### Prompt
Extend the news article below on the DHEC director's resignation, writing on from its final paragraph.

----- Provided passage -----

Local

DHEC chief quitting post in South Carolina

Catherine Heigel, director of the state Department of Health and Environmental Control, resigned Thursday after engineering an array of changes credited with improving the often-criticized agency during the past two years.

Heigel announced her resignation following a closed door meeting with the DHEC board in Columbia. Department veteran David Wilson, a former hazardous waste bureau director at DHEC, will serve as interim agency director while the board looks for Heigel’s replacement. He takes over Aug. 5, a day after Heigel leaves.

A Greenville resident hired in 2015, Heigel will join Elliott Davis, a Southeast accounting and business advisory firm, as its chief operating officer next month. Heigel, a former Duke Energy executive in the Carolinas, worked as general counsel at Elliott Davis in Greenville before taking the DHEC post in 2015.

----- Given data -----

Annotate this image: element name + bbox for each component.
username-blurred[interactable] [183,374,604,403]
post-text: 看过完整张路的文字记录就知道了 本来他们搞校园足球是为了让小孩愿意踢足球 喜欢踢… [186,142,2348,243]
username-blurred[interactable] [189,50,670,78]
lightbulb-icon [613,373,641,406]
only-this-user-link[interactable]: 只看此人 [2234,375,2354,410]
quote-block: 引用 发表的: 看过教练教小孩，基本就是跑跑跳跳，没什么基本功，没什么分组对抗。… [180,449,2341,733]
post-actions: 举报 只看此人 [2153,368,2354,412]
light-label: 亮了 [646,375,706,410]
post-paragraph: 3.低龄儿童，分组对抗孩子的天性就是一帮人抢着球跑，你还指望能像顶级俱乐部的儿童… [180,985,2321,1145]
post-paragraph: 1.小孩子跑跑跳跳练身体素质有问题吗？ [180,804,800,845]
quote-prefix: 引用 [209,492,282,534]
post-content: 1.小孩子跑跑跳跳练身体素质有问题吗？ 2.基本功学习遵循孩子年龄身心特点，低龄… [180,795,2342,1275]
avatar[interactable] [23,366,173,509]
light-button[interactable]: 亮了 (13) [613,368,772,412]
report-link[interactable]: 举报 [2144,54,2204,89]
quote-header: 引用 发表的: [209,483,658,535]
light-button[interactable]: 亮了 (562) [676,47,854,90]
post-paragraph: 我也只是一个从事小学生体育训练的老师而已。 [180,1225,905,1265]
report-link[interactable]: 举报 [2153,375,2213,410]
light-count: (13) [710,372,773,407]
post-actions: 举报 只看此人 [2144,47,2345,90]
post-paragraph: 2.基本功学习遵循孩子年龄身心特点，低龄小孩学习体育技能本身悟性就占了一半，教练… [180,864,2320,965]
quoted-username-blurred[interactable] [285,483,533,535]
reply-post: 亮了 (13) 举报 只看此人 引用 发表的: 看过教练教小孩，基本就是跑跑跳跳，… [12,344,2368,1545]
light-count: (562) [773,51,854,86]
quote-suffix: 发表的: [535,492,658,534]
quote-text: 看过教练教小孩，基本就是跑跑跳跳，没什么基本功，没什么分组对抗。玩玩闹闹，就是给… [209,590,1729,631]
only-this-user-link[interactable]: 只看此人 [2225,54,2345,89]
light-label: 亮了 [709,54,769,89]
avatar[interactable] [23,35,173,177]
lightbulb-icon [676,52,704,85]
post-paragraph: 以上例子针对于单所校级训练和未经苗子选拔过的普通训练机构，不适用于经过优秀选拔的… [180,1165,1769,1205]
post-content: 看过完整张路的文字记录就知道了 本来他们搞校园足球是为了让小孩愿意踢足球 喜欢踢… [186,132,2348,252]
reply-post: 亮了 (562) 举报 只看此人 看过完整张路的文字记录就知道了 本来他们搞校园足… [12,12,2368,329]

-----

### Written reply
Board members and key state officials said they were sorry to see Heigel depart because of the cool and measured way she has run the agency, one of the state’s largest. Her predecessor, current Republican gubernatorial candidate Catherine Templeton, had drawn fire for dismissing scores of employees and hiring others with limited environmental and health experience.

Heigel, 46, said she never intended to stay at DHEC for a long time but took the director’s position to provide public service to the state. Taking a job in Greenville will allow her to spend more time with her three children, all under age 18, Heigel said. She had been discussing her departure for months with board chairman Allen Amsler, she said.

“I’ve managed this for the last two years and I could continue to manage it, but it does take a toll,’’ Heigel told The State newspaper.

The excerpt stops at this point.